_Aim of the exercise:_
For the data below, work out how many lines include the string "help" and report only the number.

Entries taken from a collection:
** begin **
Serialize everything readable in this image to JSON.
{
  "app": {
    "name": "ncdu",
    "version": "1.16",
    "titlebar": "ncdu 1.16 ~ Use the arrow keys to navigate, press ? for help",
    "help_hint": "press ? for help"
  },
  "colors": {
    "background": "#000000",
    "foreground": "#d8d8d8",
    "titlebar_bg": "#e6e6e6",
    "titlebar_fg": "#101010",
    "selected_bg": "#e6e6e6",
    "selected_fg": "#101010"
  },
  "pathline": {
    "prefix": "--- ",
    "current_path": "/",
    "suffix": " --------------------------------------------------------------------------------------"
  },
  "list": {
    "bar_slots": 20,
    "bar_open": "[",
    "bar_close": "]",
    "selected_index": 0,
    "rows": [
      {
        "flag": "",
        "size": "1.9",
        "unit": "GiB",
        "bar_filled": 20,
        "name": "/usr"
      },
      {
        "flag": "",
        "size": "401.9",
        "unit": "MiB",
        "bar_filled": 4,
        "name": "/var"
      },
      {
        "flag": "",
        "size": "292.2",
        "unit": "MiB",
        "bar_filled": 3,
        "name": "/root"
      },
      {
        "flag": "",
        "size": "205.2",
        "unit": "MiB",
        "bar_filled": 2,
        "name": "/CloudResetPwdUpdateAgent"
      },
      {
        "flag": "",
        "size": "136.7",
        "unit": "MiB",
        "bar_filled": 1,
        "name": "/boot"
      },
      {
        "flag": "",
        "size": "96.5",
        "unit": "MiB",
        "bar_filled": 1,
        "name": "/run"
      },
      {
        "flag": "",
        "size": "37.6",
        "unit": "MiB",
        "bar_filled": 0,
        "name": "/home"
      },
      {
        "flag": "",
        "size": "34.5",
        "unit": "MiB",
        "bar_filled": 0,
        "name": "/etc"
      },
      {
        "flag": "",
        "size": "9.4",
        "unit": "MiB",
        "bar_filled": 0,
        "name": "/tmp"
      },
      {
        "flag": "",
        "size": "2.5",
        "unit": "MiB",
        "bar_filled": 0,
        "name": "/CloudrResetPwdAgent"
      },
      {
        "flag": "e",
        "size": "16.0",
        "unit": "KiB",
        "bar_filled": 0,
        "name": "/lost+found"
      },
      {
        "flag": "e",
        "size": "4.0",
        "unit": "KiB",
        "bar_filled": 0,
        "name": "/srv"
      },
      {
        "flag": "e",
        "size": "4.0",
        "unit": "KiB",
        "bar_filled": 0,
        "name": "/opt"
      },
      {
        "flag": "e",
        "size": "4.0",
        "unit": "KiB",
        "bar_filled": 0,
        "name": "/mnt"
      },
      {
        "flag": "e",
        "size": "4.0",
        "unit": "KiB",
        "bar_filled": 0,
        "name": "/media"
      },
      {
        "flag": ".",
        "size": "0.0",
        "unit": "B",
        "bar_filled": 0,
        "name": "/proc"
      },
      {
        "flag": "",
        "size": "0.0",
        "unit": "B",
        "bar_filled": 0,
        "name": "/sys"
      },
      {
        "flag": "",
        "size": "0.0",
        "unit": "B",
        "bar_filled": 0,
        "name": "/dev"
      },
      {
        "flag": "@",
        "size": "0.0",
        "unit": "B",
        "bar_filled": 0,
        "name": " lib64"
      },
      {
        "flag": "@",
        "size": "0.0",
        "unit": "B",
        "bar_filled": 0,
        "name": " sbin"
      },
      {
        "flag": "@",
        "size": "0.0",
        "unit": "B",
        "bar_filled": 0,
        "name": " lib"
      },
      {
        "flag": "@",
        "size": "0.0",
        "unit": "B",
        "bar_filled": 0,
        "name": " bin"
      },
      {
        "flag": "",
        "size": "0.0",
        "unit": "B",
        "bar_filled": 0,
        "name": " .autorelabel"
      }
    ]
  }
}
** end **
_Solution to this task:_
2